** Exercise goal **
Reproduce all the entries exactly and keep the pictures out.

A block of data

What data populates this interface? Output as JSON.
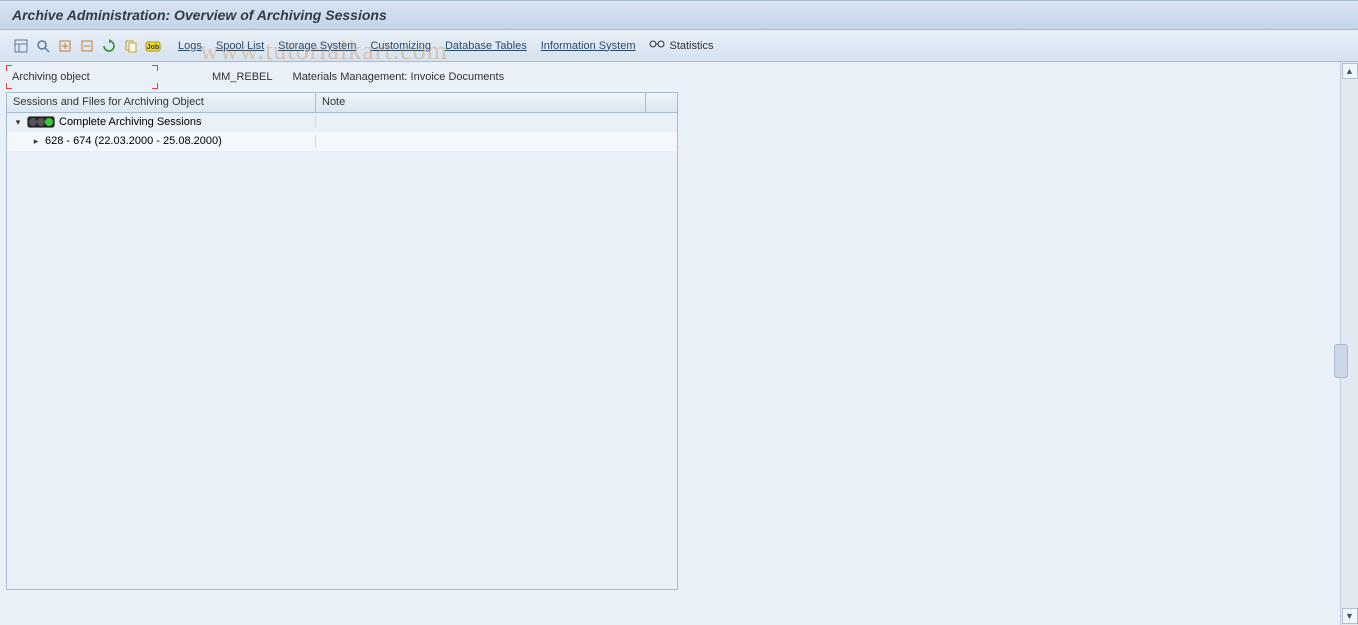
{
  "header": {
    "title": "Archive Administration: Overview of Archiving Sessions"
  },
  "toolbar": {
    "links": {
      "logs": "Logs",
      "spool": "Spool List",
      "storage": "Storage System",
      "customizing": "Customizing",
      "dbtables": "Database Tables",
      "infosys": "Information System",
      "stats": "Statistics"
    },
    "icons": {
      "i1": "layout-icon",
      "i2": "find-icon",
      "i3": "expand-icon",
      "i4": "collapse-icon",
      "i5": "refresh-icon",
      "i6": "copy-icon",
      "i7": "job-icon"
    }
  },
  "form": {
    "label": "Archiving object",
    "value": "MM_REBEL",
    "description": "Materials Management: Invoice Documents"
  },
  "table": {
    "headers": {
      "sessions": "Sessions and Files for Archiving Object",
      "note": "Note"
    }
  },
  "tree": {
    "root_label": "Complete Archiving Sessions",
    "items": [
      {
        "label": "628 - 674 (22.03.2000 - 25.08.2000)",
        "note": ""
      }
    ]
  },
  "watermark": "www.tutorialkart.com"
}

** The output **
What data populates this interface? Output as JSON.
{
  "header": {
    "title": "Archive Administration: Overview of Archiving Sessions"
  },
  "toolbar": {
    "links": {
      "logs": "Logs",
      "spool": "Spool List",
      "storage": "Storage System",
      "customizing": "Customizing",
      "dbtables": "Database Tables",
      "infosys": "Information System",
      "stats": "Statistics"
    },
    "icons": {
      "i1": "layout-icon",
      "i2": "find-icon",
      "i3": "expand-icon",
      "i4": "collapse-icon",
      "i5": "refresh-icon",
      "i6": "copy-icon",
      "i7": "job-icon"
    }
  },
  "form": {
    "label": "Archiving object",
    "value": "MM_REBEL",
    "description": "Materials Management: Invoice Documents"
  },
  "table": {
    "headers": {
      "sessions": "Sessions and Files for Archiving Object",
      "note": "Note"
    }
  },
  "tree": {
    "root_label": "Complete Archiving Sessions",
    "items": [
      {
        "label": "628 - 674 (22.03.2000 - 25.08.2000)",
        "note": ""
      }
    ]
  },
  "watermark": "www.tutorialkart.com"
}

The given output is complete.